*Record excerpts*
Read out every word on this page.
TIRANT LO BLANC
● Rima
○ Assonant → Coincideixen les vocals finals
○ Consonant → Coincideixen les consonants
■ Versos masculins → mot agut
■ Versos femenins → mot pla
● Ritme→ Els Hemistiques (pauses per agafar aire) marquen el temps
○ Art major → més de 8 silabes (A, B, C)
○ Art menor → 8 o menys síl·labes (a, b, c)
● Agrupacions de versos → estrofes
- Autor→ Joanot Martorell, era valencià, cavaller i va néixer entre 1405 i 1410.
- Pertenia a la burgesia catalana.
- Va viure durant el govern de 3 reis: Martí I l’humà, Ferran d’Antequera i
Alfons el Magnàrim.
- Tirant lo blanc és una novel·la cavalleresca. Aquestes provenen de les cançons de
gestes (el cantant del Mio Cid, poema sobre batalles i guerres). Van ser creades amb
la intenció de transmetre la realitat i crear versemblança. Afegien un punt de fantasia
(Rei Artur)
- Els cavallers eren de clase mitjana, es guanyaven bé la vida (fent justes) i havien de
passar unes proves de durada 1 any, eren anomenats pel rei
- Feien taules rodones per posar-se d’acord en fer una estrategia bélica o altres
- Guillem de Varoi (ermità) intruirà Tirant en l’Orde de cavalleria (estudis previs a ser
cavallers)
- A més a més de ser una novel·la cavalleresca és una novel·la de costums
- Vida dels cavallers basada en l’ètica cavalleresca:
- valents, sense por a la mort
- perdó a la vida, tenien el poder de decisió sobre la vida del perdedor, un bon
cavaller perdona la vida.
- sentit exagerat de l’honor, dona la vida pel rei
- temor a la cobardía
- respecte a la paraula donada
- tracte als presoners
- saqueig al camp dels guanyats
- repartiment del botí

*Work instructions*
Please quote the records above exactly, without skipping a line.

*Solved problem*
Read out every word on this page.
TIRANT LO BLANC
● Rima
○ Assonant → Coincideixen les vocals finals
○ Consonant → Coincideixen les consonants
■ Versos masculins → mot agut
■ Versos femenins → mot pla
● Ritme→ Els Hemistiques (pauses per agafar aire) marquen el temps
○ Art major → més de 8 silabes (A, B, C)
○ Art menor → 8 o menys síl·labes (a, b, c)
● Agrupacions de versos → estrofes
- Autor→ Joanot Martorell, era valencià, cavaller i va néixer entre 1405 i 1410.
- Pertenia a la burgesia catalana.
- Va viure durant el govern de 3 reis: Martí I l’humà, Ferran d’Antequera i
Alfons el Magnàrim.
- Tirant lo blanc és una novel·la cavalleresca. Aquestes provenen de les cançons de
gestes (el cantant del Mio Cid, poema sobre batalles i guerres). Van ser creades amb
la intenció de transmetre la realitat i crear versemblança. Afegien un punt de fantasia
(Rei Artur)
- Els cavallers eren de clase mitjana, es guanyaven bé la vida (fent justes) i havien de
passar unes proves de durada 1 any, eren anomenats pel rei
- Feien taules rodones per posar-se d’acord en fer una estrategia bélica o altres
- Guillem de Varoi (ermità) intruirà Tirant en l’Orde de cavalleria (estudis previs a ser
cavallers)
- A més a més de ser una novel·la cavalleresca és una novel·la de costums
- Vida dels cavallers basada en l’ètica cavalleresca:
- valents, sense por a la mort
- perdó a la vida, tenien el poder de decisió sobre la vida del perdedor, un bon
cavaller perdona la vida.
- sentit exagerat de l’honor, dona la vida pel rei
- temor a la cobardía
- respecte a la paraula donada
- tracte als presoners
- saqueig al camp dels guanyats
- repartiment del botí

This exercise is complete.